[BEGIN]
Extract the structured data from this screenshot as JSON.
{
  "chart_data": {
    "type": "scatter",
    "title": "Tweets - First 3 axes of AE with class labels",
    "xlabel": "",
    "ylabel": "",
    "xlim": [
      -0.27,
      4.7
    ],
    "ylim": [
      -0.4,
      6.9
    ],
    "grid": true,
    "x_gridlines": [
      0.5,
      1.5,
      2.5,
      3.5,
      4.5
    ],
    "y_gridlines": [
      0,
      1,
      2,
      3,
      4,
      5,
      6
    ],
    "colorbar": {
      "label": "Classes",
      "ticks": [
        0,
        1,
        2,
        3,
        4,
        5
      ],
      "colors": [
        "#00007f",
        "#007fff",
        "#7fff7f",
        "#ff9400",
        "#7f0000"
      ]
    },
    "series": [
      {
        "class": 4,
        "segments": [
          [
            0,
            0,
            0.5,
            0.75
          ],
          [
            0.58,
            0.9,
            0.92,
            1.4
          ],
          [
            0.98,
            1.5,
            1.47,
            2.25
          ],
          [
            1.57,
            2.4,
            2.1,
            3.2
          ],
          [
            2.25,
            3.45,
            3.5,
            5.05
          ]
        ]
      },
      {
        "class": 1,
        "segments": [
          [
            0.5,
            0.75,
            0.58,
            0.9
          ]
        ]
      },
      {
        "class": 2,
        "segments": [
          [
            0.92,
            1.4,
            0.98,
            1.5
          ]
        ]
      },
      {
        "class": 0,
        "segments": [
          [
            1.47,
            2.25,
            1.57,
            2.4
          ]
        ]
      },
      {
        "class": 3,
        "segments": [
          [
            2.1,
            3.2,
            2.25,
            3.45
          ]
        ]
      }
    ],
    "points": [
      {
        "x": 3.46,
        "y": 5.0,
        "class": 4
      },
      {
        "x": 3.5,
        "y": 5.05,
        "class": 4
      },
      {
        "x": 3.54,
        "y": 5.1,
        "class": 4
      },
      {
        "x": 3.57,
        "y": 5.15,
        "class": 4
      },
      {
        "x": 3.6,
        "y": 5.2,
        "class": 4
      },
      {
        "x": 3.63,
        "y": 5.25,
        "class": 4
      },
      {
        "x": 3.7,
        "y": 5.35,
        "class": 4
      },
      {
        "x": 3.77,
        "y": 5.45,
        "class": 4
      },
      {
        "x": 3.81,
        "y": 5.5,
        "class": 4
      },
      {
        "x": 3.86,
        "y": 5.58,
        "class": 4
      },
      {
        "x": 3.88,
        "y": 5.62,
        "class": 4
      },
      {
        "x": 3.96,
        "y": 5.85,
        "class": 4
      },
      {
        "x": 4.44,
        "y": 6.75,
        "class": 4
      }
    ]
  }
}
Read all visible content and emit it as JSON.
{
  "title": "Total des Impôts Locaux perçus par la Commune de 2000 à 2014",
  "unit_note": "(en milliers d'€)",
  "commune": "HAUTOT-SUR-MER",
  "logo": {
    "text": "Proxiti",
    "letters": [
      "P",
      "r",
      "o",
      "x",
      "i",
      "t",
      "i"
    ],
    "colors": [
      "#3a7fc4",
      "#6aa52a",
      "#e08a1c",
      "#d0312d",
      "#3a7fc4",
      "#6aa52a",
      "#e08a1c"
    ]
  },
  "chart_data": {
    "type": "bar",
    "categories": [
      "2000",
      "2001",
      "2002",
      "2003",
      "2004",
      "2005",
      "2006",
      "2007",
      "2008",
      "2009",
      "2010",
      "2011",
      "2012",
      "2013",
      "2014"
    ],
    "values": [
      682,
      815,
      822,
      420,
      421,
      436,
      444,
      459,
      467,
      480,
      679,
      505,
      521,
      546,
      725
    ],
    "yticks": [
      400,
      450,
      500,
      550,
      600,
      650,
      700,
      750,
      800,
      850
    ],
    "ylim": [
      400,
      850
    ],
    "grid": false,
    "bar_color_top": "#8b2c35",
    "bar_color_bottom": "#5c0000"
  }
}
[END]
◆ INSTRUCTIONS FOR THE TASK:
Copy out all of the data exactly, leaving nothing out.

◆ FINISHED TASK:
Extract the structured data from this screenshot as JSON.
{
  "chart_data": {
    "type": "scatter",
    "title": "Tweets - First 3 axes of AE with class labels",
    "xlabel": "",
    "ylabel": "",
    "xlim": [
      -0.27,
      4.7
    ],
    "ylim": [
      -0.4,
      6.9
    ],
    "grid": true,
    "x_gridlines": [
      0.5,
      1.5,
      2.5,
      3.5,
      4.5
    ],
    "y_gridlines": [
      0,
      1,
      2,
      3,
      4,
      5,
      6
    ],
    "colorbar": {
      "label": "Classes",
      "ticks": [
        0,
        1,
        2,
        3,
        4,
        5
      ],
      "colors": [
        "#00007f",
        "#007fff",
        "#7fff7f",
        "#ff9400",
        "#7f0000"
      ]
    },
    "series": [
      {
        "class": 4,
        "segments": [
          [
            0,
            0,
            0.5,
            0.75
          ],
          [
            0.58,
            0.9,
            0.92,
            1.4
          ],
          [
            0.98,
            1.5,
            1.47,
            2.25
          ],
          [
            1.57,
            2.4,
            2.1,
            3.2
          ],
          [
            2.25,
            3.45,
            3.5,
            5.05
          ]
        ]
      },
      {
        "class": 1,
        "segments": [
          [
            0.5,
            0.75,
            0.58,
            0.9
          ]
        ]
      },
      {
        "class": 2,
        "segments": [
          [
            0.92,
            1.4,
            0.98,
            1.5
          ]
        ]
      },
      {
        "class": 0,
        "segments": [
          [
            1.47,
            2.25,
            1.57,
            2.4
          ]
        ]
      },
      {
        "class": 3,
        "segments": [
          [
            2.1,
            3.2,
            2.25,
            3.45
          ]
        ]
      }
    ],
    "points": [
      {
        "x": 3.46,
        "y": 5.0,
        "class": 4
      },
      {
        "x": 3.5,
        "y": 5.05,
        "class": 4
      },
      {
        "x": 3.54,
        "y": 5.1,
        "class": 4
      },
      {
        "x": 3.57,
        "y": 5.15,
        "class": 4
      },
      {
        "x": 3.6,
        "y": 5.2,
        "class": 4
      },
      {
        "x": 3.63,
        "y": 5.25,
        "class": 4
      },
      {
        "x": 3.7,
        "y": 5.35,
        "class": 4
      },
      {
        "x": 3.77,
        "y": 5.45,
        "class": 4
      },
      {
        "x": 3.81,
        "y": 5.5,
        "class": 4
      },
      {
        "x": 3.86,
        "y": 5.58,
        "class": 4
      },
      {
        "x": 3.88,
        "y": 5.62,
        "class": 4
      },
      {
        "x": 3.96,
        "y": 5.85,
        "class": 4
      },
      {
        "x": 4.44,
        "y": 6.75,
        "class": 4
      }
    ]
  }
}
Read all visible content and emit it as JSON.
{
  "title": "Total des Impôts Locaux perçus par la Commune de 2000 à 2014",
  "unit_note": "(en milliers d'€)",
  "commune": "HAUTOT-SUR-MER",
  "logo": {
    "text": "Proxiti",
    "letters": [
      "P",
      "r",
      "o",
      "x",
      "i",
      "t",
      "i"
    ],
    "colors": [
      "#3a7fc4",
      "#6aa52a",
      "#e08a1c",
      "#d0312d",
      "#3a7fc4",
      "#6aa52a",
      "#e08a1c"
    ]
  },
  "chart_data": {
    "type": "bar",
    "categories": [
      "2000",
      "2001",
      "2002",
      "2003",
      "2004",
      "2005",
      "2006",
      "2007",
      "2008",
      "2009",
      "2010",
      "2011",
      "2012",
      "2013",
      "2014"
    ],
    "values": [
      682,
      815,
      822,
      420,
      421,
      436,
      444,
      459,
      467,
      480,
      679,
      505,
      521,
      546,
      725
    ],
    "yticks": [
      400,
      450,
      500,
      550,
      600,
      650,
      700,
      750,
      800,
      850
    ],
    "ylim": [
      400,
      850
    ],
    "grid": false,
    "bar_color_top": "#8b2c35",
    "bar_color_bottom": "#5c0000"
  }
}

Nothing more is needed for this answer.